> Task instructions
Below is a block of records; repeat each one exactly.

* START Data entries *

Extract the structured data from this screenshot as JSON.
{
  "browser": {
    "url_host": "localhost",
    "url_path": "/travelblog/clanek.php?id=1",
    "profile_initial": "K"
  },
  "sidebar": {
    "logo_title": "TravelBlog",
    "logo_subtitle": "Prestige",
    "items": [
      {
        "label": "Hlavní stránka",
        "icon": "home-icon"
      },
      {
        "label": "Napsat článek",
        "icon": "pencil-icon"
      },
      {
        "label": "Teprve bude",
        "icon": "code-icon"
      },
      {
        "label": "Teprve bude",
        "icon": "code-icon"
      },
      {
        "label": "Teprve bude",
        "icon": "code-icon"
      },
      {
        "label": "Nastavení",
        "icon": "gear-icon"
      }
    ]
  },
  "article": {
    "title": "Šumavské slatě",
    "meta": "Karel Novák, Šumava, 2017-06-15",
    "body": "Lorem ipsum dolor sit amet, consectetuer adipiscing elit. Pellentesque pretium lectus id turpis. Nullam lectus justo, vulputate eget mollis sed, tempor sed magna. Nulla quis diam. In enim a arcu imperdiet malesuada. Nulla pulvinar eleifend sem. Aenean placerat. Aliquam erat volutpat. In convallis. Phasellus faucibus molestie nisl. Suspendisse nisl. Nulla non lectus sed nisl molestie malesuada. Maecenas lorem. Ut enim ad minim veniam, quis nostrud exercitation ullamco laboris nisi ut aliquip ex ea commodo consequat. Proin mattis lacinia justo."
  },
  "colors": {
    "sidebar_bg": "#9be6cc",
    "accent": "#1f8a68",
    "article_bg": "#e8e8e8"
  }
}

* END Data entries *

> The reply
Extract the structured data from this screenshot as JSON.
{
  "browser": {
    "url_host": "localhost",
    "url_path": "/travelblog/clanek.php?id=1",
    "profile_initial": "K"
  },
  "sidebar": {
    "logo_title": "TravelBlog",
    "logo_subtitle": "Prestige",
    "items": [
      {
        "label": "Hlavní stránka",
        "icon": "home-icon"
      },
      {
        "label": "Napsat článek",
        "icon": "pencil-icon"
      },
      {
        "label": "Teprve bude",
        "icon": "code-icon"
      },
      {
        "label": "Teprve bude",
        "icon": "code-icon"
      },
      {
        "label": "Teprve bude",
        "icon": "code-icon"
      },
      {
        "label": "Nastavení",
        "icon": "gear-icon"
      }
    ]
  },
  "article": {
    "title": "Šumavské slatě",
    "meta": "Karel Novák, Šumava, 2017-06-15",
    "body": "Lorem ipsum dolor sit amet, consectetuer adipiscing elit. Pellentesque pretium lectus id turpis. Nullam lectus justo, vulputate eget mollis sed, tempor sed magna. Nulla quis diam. In enim a arcu imperdiet malesuada. Nulla pulvinar eleifend sem. Aenean placerat. Aliquam erat volutpat. In convallis. Phasellus faucibus molestie nisl. Suspendisse nisl. Nulla non lectus sed nisl molestie malesuada. Maecenas lorem. Ut enim ad minim veniam, quis nostrud exercitation ullamco laboris nisi ut aliquip ex ea commodo consequat. Proin mattis lacinia justo."
  },
  "colors": {
    "sidebar_bg": "#9be6cc",
    "accent": "#1f8a68",
    "article_bg": "#e8e8e8"
  }
}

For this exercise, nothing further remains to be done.